:: DATASET EXCERPTS

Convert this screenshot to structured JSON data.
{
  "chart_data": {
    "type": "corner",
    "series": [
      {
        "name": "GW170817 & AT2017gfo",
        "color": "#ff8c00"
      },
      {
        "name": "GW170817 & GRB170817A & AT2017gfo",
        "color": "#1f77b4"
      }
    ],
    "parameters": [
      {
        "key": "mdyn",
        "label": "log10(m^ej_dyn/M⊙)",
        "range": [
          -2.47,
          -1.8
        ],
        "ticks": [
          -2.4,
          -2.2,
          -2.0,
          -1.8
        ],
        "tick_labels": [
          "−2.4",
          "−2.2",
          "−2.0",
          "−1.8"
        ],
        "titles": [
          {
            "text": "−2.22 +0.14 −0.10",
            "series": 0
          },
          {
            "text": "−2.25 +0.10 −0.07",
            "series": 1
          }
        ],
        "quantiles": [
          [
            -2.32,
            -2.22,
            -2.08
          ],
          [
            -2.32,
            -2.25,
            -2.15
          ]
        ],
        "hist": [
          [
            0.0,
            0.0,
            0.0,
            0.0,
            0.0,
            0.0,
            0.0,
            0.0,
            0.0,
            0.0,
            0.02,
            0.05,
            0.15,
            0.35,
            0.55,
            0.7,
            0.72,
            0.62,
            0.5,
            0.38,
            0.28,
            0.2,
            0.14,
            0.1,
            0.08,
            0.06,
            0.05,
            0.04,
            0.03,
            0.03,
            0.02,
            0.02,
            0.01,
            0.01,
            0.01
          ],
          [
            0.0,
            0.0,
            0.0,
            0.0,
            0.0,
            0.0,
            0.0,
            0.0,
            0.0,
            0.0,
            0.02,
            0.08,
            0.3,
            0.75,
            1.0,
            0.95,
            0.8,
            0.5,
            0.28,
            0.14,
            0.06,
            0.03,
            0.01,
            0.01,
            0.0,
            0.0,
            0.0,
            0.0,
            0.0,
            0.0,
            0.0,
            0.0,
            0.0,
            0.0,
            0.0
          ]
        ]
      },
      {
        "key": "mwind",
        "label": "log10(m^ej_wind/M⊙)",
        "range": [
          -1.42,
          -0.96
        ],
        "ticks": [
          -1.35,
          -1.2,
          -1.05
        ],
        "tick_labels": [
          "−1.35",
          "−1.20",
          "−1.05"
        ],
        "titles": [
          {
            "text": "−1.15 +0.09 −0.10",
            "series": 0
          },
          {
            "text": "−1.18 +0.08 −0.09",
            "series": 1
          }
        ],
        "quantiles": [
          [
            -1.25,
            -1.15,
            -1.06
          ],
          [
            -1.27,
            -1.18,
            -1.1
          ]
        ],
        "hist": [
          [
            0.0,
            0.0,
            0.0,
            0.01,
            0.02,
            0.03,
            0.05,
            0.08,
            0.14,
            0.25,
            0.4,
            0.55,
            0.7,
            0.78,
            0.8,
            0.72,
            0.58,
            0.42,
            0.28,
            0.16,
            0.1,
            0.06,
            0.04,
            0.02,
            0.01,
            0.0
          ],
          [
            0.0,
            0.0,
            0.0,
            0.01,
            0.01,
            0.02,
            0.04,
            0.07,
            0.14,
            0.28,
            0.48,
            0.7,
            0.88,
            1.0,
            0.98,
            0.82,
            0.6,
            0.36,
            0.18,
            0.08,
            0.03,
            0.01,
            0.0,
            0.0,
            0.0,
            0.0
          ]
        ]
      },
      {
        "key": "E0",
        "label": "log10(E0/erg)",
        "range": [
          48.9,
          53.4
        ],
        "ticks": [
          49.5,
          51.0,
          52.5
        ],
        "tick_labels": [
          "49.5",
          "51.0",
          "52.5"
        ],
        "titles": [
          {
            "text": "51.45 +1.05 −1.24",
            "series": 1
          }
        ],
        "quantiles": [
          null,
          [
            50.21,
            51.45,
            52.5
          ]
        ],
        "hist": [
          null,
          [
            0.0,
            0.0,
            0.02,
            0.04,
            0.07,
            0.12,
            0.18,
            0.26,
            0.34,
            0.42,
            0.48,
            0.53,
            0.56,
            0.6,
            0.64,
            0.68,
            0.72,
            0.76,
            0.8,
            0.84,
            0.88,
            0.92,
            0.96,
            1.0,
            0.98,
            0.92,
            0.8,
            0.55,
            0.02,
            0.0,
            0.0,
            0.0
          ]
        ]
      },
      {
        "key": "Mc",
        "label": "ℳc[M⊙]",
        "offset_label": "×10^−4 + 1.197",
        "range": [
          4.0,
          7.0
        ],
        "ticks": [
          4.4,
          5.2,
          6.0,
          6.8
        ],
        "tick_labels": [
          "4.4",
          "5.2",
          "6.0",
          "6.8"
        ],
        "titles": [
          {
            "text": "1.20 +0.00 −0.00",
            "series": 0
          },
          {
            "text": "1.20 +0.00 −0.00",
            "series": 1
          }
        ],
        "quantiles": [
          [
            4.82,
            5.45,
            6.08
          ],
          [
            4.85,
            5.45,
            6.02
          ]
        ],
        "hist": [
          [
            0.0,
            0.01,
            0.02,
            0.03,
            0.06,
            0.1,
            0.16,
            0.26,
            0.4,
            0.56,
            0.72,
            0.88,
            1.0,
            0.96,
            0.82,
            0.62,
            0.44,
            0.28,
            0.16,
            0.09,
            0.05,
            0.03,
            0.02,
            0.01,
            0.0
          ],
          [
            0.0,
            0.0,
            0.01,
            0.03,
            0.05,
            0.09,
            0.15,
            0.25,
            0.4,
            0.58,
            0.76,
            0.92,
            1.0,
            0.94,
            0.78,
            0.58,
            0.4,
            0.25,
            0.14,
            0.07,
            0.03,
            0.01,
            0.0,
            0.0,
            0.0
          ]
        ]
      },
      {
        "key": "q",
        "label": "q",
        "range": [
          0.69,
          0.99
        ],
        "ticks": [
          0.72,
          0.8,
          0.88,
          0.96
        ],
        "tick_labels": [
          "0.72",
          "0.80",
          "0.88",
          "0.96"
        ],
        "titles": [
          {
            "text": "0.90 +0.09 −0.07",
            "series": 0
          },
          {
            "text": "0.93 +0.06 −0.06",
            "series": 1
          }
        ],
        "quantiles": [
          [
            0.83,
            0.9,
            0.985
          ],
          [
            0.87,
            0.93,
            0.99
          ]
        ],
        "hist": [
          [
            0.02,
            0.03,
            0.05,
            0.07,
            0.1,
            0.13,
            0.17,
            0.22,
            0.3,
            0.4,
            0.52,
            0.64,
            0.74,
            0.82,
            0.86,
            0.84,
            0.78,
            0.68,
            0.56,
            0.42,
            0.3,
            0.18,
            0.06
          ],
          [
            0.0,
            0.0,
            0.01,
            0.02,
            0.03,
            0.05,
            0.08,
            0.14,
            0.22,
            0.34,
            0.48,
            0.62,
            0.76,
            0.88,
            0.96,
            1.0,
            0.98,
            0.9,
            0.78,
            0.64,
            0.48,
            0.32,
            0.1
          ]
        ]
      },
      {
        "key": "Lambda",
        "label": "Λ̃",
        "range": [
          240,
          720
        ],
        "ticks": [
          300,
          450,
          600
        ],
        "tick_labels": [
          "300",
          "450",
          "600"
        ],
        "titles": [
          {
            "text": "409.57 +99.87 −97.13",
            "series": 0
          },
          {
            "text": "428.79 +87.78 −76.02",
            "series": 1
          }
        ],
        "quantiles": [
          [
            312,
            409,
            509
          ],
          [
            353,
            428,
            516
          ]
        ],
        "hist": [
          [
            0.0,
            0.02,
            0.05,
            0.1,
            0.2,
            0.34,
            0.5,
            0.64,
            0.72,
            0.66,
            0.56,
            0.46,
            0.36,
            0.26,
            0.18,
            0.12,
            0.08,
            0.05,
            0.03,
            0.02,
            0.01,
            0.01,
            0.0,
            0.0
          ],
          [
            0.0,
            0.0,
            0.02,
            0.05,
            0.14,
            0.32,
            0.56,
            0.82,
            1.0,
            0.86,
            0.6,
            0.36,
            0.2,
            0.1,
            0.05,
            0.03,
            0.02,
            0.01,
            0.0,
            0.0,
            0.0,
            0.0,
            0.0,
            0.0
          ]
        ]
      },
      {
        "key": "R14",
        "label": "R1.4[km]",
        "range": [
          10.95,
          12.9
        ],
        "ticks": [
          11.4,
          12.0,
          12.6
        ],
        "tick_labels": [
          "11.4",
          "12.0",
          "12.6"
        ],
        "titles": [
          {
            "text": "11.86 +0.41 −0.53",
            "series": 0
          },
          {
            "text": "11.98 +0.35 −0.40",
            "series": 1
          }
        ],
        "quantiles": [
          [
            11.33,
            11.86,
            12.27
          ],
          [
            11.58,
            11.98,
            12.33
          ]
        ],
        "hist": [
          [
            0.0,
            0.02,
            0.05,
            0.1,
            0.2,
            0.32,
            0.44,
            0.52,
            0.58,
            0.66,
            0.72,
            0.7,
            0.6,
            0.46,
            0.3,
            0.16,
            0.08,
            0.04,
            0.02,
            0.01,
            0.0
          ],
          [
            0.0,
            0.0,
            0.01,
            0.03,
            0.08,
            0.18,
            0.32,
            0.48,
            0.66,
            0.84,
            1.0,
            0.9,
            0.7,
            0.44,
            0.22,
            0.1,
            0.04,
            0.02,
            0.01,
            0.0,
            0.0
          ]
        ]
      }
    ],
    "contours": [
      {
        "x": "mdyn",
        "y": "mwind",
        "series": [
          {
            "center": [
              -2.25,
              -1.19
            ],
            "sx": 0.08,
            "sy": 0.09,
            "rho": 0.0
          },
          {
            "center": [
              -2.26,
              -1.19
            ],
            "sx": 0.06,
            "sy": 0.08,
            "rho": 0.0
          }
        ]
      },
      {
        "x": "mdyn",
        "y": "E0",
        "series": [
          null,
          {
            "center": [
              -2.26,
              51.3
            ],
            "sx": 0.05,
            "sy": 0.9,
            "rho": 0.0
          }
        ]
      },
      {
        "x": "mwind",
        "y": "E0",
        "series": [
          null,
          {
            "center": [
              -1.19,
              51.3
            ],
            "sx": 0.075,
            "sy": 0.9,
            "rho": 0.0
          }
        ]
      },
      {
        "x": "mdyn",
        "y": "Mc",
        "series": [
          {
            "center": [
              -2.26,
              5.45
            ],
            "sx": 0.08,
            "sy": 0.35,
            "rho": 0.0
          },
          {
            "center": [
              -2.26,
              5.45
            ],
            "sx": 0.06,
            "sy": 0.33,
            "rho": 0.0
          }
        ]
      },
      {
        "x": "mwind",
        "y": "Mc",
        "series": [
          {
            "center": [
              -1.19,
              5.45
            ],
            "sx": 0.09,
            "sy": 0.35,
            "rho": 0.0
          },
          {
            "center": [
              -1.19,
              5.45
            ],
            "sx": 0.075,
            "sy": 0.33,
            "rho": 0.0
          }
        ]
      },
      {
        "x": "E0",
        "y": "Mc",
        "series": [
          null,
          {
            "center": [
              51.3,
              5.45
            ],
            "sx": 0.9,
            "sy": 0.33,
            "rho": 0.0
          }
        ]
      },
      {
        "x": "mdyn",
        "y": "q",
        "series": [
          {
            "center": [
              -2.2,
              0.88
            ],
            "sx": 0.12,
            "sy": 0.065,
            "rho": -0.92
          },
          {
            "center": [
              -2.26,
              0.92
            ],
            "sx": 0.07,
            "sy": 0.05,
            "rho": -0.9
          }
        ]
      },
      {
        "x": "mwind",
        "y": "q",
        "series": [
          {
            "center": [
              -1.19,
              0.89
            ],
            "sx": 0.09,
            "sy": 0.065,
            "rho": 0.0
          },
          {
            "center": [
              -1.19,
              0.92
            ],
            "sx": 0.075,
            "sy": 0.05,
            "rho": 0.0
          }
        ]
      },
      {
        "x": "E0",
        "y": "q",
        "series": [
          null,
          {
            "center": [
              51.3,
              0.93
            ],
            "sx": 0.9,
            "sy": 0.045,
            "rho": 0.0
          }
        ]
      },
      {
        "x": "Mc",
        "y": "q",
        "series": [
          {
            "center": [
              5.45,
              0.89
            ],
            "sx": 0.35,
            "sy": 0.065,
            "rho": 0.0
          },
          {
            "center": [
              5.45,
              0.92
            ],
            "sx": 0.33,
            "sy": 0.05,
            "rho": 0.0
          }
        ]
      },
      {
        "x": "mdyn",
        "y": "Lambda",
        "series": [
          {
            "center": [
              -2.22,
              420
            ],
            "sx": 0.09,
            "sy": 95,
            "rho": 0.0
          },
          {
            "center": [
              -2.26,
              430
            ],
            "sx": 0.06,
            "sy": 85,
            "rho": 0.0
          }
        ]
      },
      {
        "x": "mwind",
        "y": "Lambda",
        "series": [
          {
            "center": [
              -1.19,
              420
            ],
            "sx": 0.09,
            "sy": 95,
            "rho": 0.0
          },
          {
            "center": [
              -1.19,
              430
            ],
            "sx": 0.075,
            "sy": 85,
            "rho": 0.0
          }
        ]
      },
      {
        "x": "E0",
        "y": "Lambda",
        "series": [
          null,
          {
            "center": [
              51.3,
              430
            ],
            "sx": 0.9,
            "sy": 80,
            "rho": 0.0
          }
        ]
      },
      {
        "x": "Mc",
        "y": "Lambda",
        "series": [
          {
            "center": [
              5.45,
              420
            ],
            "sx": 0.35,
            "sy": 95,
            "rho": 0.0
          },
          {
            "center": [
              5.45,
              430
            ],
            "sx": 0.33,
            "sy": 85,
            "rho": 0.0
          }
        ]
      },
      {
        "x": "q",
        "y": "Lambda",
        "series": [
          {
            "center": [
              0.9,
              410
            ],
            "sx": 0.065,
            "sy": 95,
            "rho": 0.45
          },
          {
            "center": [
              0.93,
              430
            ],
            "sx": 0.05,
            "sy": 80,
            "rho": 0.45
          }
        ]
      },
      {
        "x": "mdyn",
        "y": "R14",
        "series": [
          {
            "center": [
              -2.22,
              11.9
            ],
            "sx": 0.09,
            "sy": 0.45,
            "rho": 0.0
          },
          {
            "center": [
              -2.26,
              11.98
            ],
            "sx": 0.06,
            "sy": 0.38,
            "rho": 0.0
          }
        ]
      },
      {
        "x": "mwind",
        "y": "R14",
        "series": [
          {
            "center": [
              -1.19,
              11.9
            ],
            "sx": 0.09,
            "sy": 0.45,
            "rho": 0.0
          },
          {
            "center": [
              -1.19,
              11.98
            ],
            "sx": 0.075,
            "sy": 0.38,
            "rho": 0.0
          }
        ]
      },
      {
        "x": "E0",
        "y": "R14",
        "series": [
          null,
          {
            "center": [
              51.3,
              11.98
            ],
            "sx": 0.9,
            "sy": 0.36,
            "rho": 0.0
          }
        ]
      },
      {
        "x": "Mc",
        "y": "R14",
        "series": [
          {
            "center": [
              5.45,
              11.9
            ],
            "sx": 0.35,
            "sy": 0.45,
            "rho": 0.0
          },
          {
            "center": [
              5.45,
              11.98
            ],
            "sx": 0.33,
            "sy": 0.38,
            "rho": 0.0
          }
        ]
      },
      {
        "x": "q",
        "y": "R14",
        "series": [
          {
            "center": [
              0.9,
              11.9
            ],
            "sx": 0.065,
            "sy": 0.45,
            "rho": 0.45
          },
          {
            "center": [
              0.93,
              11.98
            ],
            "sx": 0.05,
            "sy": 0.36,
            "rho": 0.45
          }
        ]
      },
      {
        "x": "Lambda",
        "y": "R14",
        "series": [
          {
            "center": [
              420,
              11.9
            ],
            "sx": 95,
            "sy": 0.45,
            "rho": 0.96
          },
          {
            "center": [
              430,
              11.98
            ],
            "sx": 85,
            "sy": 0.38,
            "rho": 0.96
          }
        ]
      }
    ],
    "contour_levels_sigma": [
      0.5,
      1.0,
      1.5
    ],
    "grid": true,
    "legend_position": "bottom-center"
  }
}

::::

### [TASK DIRECTIONS]
Show the lines of the records that include the string "name".

### [EXPECTED ANSWER]
        "name": "GW170817 & AT2017gfo",
        "name": "GW170817 & GRB170817A & AT2017gfo",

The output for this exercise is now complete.